Your answer should be a single number: the count of lines that include the word "color".

━━━━━━━━━━━━━━━━━━━━

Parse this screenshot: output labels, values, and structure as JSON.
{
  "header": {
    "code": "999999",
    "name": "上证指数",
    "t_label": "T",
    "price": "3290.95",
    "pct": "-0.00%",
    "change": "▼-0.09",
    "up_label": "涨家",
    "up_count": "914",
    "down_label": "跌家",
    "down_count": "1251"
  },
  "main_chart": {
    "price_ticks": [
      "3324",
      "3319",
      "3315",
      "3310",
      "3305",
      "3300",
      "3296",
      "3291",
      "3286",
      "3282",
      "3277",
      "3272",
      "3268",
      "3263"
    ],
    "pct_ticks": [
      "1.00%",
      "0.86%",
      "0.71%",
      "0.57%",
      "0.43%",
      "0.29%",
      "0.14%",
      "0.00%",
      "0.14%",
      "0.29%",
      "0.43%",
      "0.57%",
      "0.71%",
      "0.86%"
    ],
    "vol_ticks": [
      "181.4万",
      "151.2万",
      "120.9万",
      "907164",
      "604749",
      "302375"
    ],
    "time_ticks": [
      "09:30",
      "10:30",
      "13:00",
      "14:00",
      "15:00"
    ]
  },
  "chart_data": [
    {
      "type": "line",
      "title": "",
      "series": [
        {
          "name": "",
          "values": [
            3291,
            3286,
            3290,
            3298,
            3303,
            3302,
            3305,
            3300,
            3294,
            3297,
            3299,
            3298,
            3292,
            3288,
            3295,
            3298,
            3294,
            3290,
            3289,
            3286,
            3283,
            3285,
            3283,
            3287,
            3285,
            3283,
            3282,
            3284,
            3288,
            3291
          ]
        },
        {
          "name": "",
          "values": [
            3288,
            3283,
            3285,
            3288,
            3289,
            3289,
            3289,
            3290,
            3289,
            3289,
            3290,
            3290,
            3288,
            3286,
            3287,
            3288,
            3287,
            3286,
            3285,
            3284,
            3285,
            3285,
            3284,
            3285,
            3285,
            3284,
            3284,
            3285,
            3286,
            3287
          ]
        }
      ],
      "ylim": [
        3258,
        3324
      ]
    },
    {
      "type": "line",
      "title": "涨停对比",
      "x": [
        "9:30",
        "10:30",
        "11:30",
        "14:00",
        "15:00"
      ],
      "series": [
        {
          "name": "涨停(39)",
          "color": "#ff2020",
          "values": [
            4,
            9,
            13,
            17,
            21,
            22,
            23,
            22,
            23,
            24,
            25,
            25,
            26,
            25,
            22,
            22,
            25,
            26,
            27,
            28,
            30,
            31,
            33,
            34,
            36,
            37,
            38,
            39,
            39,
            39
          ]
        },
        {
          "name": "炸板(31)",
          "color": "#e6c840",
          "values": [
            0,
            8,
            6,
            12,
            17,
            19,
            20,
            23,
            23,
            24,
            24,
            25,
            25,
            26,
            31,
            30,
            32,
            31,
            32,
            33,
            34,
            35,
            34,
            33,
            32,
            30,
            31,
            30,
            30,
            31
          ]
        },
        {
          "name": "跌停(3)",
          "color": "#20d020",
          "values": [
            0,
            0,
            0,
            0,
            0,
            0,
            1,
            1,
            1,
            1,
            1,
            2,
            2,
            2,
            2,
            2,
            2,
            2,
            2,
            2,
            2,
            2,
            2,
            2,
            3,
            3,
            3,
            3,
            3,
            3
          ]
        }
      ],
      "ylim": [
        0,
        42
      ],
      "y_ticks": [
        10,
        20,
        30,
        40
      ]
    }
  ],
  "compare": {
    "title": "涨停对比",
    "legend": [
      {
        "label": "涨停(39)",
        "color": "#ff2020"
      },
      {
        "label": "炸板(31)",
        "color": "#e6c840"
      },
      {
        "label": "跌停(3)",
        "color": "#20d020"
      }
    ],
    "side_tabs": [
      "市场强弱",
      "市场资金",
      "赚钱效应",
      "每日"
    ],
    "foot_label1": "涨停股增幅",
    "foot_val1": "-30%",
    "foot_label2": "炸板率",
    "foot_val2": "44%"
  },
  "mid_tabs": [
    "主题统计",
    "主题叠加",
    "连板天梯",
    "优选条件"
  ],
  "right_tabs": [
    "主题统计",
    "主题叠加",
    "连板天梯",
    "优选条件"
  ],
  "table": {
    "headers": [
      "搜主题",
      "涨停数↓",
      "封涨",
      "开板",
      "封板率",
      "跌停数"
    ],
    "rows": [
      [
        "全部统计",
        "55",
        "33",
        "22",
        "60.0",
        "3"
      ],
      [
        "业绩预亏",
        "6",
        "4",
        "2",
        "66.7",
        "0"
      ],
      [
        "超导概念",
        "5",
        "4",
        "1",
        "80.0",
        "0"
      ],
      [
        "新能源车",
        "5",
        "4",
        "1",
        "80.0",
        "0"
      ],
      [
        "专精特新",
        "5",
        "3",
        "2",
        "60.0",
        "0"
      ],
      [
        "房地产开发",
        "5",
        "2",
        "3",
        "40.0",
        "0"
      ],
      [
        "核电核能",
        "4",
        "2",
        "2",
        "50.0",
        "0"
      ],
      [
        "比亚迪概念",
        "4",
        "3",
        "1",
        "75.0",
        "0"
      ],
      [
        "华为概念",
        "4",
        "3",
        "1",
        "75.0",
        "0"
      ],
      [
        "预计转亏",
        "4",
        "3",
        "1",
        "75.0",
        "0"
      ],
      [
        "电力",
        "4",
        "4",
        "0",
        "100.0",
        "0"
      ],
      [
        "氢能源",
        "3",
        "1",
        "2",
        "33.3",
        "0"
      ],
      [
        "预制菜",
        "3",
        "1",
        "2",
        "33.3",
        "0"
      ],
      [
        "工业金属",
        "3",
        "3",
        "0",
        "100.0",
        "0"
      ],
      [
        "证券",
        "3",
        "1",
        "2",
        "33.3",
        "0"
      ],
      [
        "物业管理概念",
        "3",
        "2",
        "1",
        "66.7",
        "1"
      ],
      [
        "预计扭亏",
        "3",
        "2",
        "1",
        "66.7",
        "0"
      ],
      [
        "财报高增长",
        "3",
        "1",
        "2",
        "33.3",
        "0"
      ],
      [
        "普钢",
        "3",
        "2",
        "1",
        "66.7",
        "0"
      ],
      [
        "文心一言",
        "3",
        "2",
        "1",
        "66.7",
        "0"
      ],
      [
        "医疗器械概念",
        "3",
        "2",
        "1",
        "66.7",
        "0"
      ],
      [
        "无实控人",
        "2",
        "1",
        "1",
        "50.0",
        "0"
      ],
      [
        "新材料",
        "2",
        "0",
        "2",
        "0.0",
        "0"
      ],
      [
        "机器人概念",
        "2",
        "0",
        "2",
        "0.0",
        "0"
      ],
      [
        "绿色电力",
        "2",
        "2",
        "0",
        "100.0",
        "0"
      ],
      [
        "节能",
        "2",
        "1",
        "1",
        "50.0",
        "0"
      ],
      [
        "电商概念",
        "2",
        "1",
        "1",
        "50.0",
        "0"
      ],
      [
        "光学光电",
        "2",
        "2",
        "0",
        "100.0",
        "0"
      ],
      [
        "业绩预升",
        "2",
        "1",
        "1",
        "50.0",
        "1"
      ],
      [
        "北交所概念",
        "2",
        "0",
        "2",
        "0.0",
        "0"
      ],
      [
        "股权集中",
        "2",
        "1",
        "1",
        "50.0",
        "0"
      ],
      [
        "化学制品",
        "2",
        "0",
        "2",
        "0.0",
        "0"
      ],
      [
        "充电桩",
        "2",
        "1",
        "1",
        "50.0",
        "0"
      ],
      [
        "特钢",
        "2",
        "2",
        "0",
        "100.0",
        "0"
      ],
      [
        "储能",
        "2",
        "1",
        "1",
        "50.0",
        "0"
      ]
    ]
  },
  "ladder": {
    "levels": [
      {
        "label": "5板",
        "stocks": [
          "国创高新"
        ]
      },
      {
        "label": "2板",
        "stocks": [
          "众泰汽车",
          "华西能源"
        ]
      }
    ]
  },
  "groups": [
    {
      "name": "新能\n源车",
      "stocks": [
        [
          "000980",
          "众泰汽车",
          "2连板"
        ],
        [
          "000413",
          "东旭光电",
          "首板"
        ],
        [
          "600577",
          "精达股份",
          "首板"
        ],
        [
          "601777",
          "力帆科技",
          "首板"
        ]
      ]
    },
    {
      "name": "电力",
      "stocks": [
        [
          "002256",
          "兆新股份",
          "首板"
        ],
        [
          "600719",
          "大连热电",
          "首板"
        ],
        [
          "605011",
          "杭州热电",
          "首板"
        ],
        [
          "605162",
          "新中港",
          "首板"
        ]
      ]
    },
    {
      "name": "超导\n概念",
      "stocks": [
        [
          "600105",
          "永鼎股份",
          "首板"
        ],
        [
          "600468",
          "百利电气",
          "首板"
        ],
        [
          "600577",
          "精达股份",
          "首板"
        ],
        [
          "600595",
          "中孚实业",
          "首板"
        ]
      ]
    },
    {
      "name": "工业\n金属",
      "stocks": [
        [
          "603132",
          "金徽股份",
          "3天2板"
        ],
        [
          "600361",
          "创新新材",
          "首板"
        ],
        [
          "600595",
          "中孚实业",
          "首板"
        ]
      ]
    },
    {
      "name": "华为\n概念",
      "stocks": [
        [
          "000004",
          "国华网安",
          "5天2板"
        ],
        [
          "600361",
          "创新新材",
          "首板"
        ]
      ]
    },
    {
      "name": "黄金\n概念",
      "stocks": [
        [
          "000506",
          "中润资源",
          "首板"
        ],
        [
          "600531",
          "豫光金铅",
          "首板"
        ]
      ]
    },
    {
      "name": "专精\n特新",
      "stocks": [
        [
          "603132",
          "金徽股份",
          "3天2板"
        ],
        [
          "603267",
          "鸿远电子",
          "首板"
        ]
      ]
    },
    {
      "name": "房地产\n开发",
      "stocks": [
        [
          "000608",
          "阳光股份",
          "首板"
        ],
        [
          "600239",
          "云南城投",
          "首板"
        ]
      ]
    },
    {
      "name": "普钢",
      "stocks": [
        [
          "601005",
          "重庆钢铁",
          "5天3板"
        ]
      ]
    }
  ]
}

━━━━━━━━━━━━━━━━━━━━

- RESULT BELOW -
6